**Exercise input:**
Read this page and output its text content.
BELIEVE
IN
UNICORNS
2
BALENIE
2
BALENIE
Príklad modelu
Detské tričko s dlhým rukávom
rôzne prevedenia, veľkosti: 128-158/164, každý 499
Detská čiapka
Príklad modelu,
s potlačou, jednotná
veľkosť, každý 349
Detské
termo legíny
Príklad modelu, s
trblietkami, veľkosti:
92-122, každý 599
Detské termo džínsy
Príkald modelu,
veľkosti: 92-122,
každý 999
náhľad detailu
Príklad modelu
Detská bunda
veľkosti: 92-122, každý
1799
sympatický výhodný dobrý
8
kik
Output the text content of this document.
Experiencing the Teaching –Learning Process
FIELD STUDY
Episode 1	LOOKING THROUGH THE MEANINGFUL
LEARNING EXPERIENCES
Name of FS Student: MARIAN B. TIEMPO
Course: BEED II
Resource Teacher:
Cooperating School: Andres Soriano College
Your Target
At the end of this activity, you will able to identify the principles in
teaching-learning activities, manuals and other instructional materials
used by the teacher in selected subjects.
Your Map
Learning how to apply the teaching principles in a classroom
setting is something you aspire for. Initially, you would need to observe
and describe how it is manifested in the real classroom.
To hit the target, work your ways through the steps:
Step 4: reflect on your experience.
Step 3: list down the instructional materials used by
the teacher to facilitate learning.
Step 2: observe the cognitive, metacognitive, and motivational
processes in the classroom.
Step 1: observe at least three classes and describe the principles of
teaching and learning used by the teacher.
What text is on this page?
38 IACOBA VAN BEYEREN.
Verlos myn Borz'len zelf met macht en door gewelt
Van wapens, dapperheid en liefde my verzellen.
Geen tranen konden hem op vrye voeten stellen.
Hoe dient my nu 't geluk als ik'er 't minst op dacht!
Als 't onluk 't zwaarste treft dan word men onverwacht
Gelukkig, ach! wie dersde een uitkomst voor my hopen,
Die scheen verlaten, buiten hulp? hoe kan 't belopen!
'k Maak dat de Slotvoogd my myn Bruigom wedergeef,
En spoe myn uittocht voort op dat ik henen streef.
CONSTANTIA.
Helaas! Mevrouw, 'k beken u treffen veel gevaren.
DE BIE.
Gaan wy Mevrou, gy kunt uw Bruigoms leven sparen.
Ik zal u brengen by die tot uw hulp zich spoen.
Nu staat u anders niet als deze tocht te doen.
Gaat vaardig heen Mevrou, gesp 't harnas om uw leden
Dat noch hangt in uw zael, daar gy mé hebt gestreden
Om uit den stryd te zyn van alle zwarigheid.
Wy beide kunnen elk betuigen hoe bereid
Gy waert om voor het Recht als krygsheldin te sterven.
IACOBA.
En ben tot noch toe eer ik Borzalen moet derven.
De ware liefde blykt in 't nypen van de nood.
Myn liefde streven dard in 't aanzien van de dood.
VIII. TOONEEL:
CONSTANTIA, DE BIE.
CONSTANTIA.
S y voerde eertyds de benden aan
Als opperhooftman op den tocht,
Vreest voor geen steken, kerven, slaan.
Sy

**Objective:** Copy out the data shown above without altering anything.

**Output:**
Read this page and output its text content.
BELIEVE
IN
UNICORNS
2
BALENIE
2
BALENIE
Príklad modelu
Detské tričko s dlhým rukávom
rôzne prevedenia, veľkosti: 128-158/164, každý 499
Detská čiapka
Príklad modelu,
s potlačou, jednotná
veľkosť, každý 349
Detské
termo legíny
Príklad modelu, s
trblietkami, veľkosti:
92-122, každý 599
Detské termo džínsy
Príkald modelu,
veľkosti: 92-122,
každý 999
náhľad detailu
Príklad modelu
Detská bunda
veľkosti: 92-122, každý
1799
sympatický výhodný dobrý
8
kik
Output the text content of this document.
Experiencing the Teaching –Learning Process
FIELD STUDY
Episode 1	LOOKING THROUGH THE MEANINGFUL
LEARNING EXPERIENCES
Name of FS Student: MARIAN B. TIEMPO
Course: BEED II
Resource Teacher:
Cooperating School: Andres Soriano College
Your Target
At the end of this activity, you will able to identify the principles in
teaching-learning activities, manuals and other instructional materials
used by the teacher in selected subjects.
Your Map
Learning how to apply the teaching principles in a classroom
setting is something you aspire for. Initially, you would need to observe
and describe how it is manifested in the real classroom.
To hit the target, work your ways through the steps:
Step 4: reflect on your experience.
Step 3: list down the instructional materials used by
the teacher to facilitate learning.
Step 2: observe the cognitive, metacognitive, and motivational
processes in the classroom.
Step 1: observe at least three classes and describe the principles of
teaching and learning used by the teacher.
What text is on this page?
38 IACOBA VAN BEYEREN.
Verlos myn Borz'len zelf met macht en door gewelt
Van wapens, dapperheid en liefde my verzellen.
Geen tranen konden hem op vrye voeten stellen.
Hoe dient my nu 't geluk als ik'er 't minst op dacht!
Als 't onluk 't zwaarste treft dan word men onverwacht
Gelukkig, ach! wie dersde een uitkomst voor my hopen,
Die scheen verlaten, buiten hulp? hoe kan 't belopen!
'k Maak dat de Slotvoogd my myn Bruigom wedergeef,
En spoe myn uittocht voort op dat ik henen streef.
CONSTANTIA.
Helaas! Mevrouw, 'k beken u treffen veel gevaren.
DE BIE.
Gaan wy Mevrou, gy kunt uw Bruigoms leven sparen.
Ik zal u brengen by die tot uw hulp zich spoen.
Nu staat u anders niet als deze tocht te doen.
Gaat vaardig heen Mevrou, gesp 't harnas om uw leden
Dat noch hangt in uw zael, daar gy mé hebt gestreden
Om uit den stryd te zyn van alle zwarigheid.
Wy beide kunnen elk betuigen hoe bereid
Gy waert om voor het Recht als krygsheldin te sterven.
IACOBA.
En ben tot noch toe eer ik Borzalen moet derven.
De ware liefde blykt in 't nypen van de nood.
Myn liefde streven dard in 't aanzien van de dood.
VIII. TOONEEL:
CONSTANTIA, DE BIE.
CONSTANTIA.
S y voerde eertyds de benden aan
Als opperhooftman op den tocht,
Vreest voor geen steken, kerven, slaan.
Sy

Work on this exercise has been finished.